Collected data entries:
-.-.-
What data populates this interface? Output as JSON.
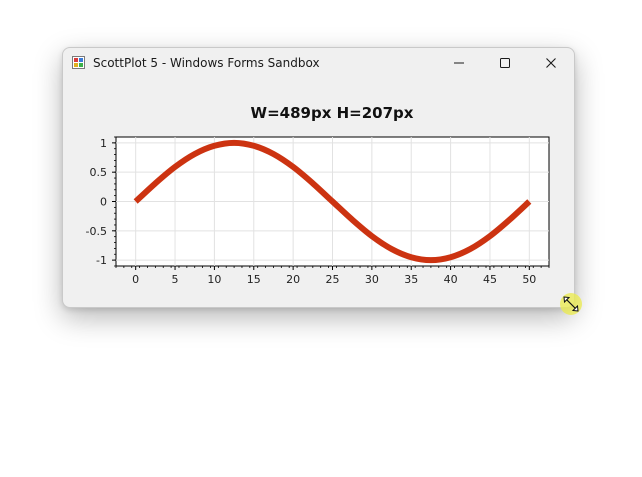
{
  "window": {
    "title": "ScottPlot 5 - Windows Forms Sandbox",
    "app_icon": "scottplot-app-icon",
    "controls": {
      "minimize_icon": "minimize-icon",
      "maximize_icon": "maximize-icon",
      "close_icon": "close-icon"
    }
  },
  "cursor": {
    "icon": "resize-diagonal-icon"
  },
  "colors": {
    "series": "#cc3311",
    "window_bg": "#f0f0f0",
    "plot_bg": "#ffffff",
    "grid": "#e2e2e2",
    "cursor_highlight": "#ebeb50"
  },
  "chart_data": {
    "type": "line",
    "title": "W=489px H=207px",
    "xlabel": "",
    "ylabel": "",
    "xlim": [
      -2.5,
      52.5
    ],
    "ylim": [
      -1.1,
      1.1
    ],
    "x_ticks": [
      0,
      5,
      10,
      15,
      20,
      25,
      30,
      35,
      40,
      45,
      50
    ],
    "x_tick_labels": [
      "0",
      "5",
      "10",
      "15",
      "20",
      "25",
      "30",
      "35",
      "40",
      "45",
      "50"
    ],
    "y_ticks": [
      1,
      0.5,
      0,
      -0.5,
      -1
    ],
    "y_tick_labels": [
      "1",
      "0.5",
      "0",
      "-0.5",
      "-1"
    ],
    "grid": true,
    "series": [
      {
        "x": [
          0,
          2.5,
          5,
          7.5,
          10,
          12.5,
          15,
          17.5,
          20,
          22.5,
          25,
          27.5,
          30,
          32.5,
          35,
          37.5,
          40,
          42.5,
          45,
          47.5,
          50
        ],
        "y": [
          0,
          0.31,
          0.59,
          0.81,
          0.95,
          1,
          0.95,
          0.81,
          0.59,
          0.31,
          0,
          -0.31,
          -0.59,
          -0.81,
          -0.95,
          -1,
          -0.95,
          -0.81,
          -0.59,
          -0.31,
          0
        ]
      }
    ]
  }
}
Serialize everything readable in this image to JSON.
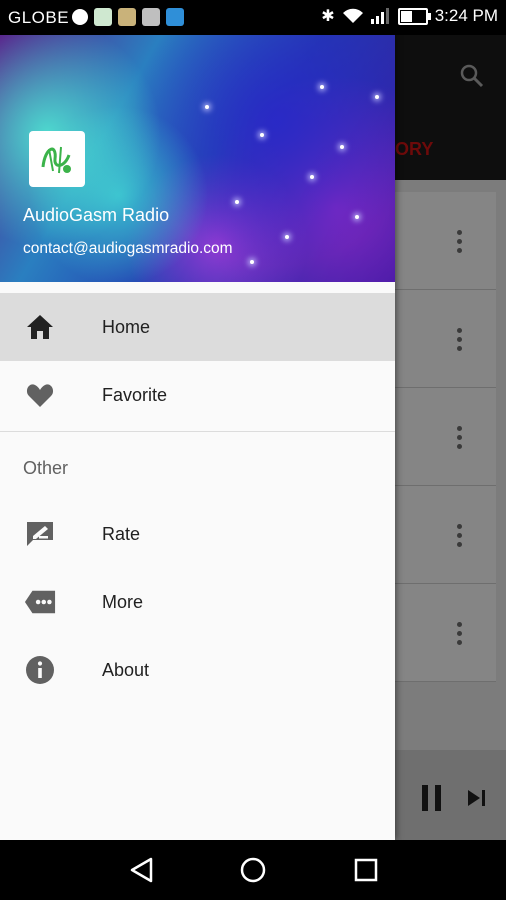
-.-.-
Reproduce the records, all of them, word for word; omit the pictures.

FULL OUTPUT.
What data populates this interface? Output as JSON.
{
  "window": {
    "title": "ScottPlot 5 - Windows Forms Sandbox",
    "app_icon": "scottplot-app-icon",
    "controls": {
      "minimize_icon": "minimize-icon",
      "maximize_icon": "maximize-icon",
      "close_icon": "close-icon"
    }
  },
  "cursor": {
    "icon": "resize-diagonal-icon"
  },
  "colors": {
    "series": "#cc3311",
    "window_bg": "#f0f0f0",
    "plot_bg": "#ffffff",
    "grid": "#e2e2e2",
    "cursor_highlight": "#ebeb50"
  },
  "chart_data": {
    "type": "line",
    "title": "W=489px H=207px",
    "xlabel": "",
    "ylabel": "",
    "xlim": [
      -2.5,
      52.5
    ],
    "ylim": [
      -1.1,
      1.1
    ],
    "x_ticks": [
      0,
      5,
      10,
      15,
      20,
      25,
      30,
      35,
      40,
      45,
      50
    ],
    "x_tick_labels": [
      "0",
      "5",
      "10",
      "15",
      "20",
      "25",
      "30",
      "35",
      "40",
      "45",
      "50"
    ],
    "y_ticks": [
      1,
      0.5,
      0,
      -0.5,
      -1
    ],
    "y_tick_labels": [
      "1",
      "0.5",
      "0",
      "-0.5",
      "-1"
    ],
    "grid": true,
    "series": [
      {
        "x": [
          0,
          2.5,
          5,
          7.5,
          10,
          12.5,
          15,
          17.5,
          20,
          22.5,
          25,
          27.5,
          30,
          32.5,
          35,
          37.5,
          40,
          42.5,
          45,
          47.5,
          50
        ],
        "y": [
          0,
          0.31,
          0.59,
          0.81,
          0.95,
          1,
          0.95,
          0.81,
          0.59,
          0.31,
          0,
          -0.31,
          -0.59,
          -0.81,
          -0.95,
          -1,
          -0.95,
          -0.81,
          -0.59,
          -0.31,
          0
        ]
      }
    ]
  }
}
Serialize everything readable in this image to JSON.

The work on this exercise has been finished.